◆ **Exercise**
Copy each line in which the string "type" occurs.

◆ **The data**

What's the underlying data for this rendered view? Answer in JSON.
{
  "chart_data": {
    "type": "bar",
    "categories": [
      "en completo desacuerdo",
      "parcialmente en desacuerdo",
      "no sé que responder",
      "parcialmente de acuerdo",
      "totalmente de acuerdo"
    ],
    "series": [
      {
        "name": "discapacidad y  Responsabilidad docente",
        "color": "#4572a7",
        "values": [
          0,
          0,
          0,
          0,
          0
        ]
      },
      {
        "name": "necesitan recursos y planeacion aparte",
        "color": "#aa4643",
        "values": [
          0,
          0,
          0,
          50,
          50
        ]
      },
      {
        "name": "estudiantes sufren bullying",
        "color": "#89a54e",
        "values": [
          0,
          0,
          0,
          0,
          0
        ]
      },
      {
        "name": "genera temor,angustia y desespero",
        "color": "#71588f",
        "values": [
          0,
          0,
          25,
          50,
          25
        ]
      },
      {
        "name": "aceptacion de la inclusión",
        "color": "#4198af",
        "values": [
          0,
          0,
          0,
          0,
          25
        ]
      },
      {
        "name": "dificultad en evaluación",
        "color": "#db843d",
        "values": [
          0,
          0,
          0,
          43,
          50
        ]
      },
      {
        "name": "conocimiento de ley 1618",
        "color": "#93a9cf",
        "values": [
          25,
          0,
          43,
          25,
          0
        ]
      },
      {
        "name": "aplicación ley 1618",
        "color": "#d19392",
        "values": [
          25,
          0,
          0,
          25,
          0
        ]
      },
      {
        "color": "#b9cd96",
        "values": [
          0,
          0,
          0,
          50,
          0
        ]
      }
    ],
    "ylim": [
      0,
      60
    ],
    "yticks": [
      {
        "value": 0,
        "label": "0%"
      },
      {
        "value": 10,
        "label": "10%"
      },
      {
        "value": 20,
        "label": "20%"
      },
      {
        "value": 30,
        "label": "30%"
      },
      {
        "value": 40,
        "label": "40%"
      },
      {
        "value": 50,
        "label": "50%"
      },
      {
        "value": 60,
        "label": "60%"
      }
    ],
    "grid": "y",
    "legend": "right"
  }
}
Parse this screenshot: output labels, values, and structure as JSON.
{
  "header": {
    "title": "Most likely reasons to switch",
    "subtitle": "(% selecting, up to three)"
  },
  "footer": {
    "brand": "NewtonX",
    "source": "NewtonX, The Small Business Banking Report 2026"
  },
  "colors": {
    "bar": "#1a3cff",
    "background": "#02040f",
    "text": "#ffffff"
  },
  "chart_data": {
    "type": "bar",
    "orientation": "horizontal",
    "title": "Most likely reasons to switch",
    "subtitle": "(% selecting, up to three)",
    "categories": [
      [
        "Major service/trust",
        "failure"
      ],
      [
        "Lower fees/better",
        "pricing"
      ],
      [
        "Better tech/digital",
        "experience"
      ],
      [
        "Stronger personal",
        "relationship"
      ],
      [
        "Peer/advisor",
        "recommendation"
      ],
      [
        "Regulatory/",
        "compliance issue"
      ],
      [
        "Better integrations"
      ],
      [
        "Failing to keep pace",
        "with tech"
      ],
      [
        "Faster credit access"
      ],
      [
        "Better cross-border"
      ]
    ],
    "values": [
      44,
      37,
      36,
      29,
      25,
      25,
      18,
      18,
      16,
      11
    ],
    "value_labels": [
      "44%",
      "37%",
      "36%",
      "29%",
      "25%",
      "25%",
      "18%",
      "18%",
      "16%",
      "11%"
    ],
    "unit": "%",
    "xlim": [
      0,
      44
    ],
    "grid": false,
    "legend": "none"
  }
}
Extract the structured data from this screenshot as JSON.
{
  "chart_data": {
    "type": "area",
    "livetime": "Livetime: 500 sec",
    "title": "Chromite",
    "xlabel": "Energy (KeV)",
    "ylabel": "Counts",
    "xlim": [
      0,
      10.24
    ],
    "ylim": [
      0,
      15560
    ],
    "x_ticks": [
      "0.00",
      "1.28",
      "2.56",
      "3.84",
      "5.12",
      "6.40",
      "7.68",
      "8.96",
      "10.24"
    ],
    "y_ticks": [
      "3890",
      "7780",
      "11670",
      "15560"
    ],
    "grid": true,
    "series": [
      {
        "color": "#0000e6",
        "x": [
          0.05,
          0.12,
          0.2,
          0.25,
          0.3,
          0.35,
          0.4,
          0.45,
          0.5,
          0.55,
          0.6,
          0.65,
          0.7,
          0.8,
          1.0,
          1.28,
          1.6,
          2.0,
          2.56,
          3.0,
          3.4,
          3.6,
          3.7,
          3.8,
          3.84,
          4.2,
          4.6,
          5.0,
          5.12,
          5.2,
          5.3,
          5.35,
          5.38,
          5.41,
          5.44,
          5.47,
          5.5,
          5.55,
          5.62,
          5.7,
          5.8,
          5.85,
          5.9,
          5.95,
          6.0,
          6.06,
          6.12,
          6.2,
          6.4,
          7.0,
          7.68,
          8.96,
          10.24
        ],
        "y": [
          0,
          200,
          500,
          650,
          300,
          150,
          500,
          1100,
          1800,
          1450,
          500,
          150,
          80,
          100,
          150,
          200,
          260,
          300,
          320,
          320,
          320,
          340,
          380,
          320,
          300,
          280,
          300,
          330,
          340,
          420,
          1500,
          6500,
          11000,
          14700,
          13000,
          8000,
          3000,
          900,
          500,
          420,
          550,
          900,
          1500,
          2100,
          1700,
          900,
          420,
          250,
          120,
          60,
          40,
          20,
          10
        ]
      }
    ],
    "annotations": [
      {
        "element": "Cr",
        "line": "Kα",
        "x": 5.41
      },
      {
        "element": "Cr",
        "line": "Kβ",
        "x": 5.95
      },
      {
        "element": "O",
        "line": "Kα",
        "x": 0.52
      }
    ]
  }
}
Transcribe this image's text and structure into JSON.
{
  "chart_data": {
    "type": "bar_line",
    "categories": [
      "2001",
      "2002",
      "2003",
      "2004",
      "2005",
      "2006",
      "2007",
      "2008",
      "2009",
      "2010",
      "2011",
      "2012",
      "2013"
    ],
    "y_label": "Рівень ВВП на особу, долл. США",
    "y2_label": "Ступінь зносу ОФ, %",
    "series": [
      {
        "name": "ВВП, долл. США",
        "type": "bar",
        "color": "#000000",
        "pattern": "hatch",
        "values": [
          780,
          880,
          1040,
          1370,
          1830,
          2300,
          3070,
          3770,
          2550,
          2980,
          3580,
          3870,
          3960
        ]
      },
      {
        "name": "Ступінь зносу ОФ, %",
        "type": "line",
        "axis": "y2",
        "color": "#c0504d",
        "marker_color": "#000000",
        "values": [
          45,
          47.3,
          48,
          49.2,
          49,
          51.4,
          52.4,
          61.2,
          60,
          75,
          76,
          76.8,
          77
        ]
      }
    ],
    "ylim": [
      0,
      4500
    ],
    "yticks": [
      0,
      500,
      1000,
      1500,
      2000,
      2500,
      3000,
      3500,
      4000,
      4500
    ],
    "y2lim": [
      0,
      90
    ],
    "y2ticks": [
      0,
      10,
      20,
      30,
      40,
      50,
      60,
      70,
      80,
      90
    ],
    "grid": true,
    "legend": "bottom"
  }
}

◆ **Reply to the task**
    "type": "bar",
    "type": "bar",
    "type": "area",
    "type": "bar_line",
        "type": "bar",
        "type": "line",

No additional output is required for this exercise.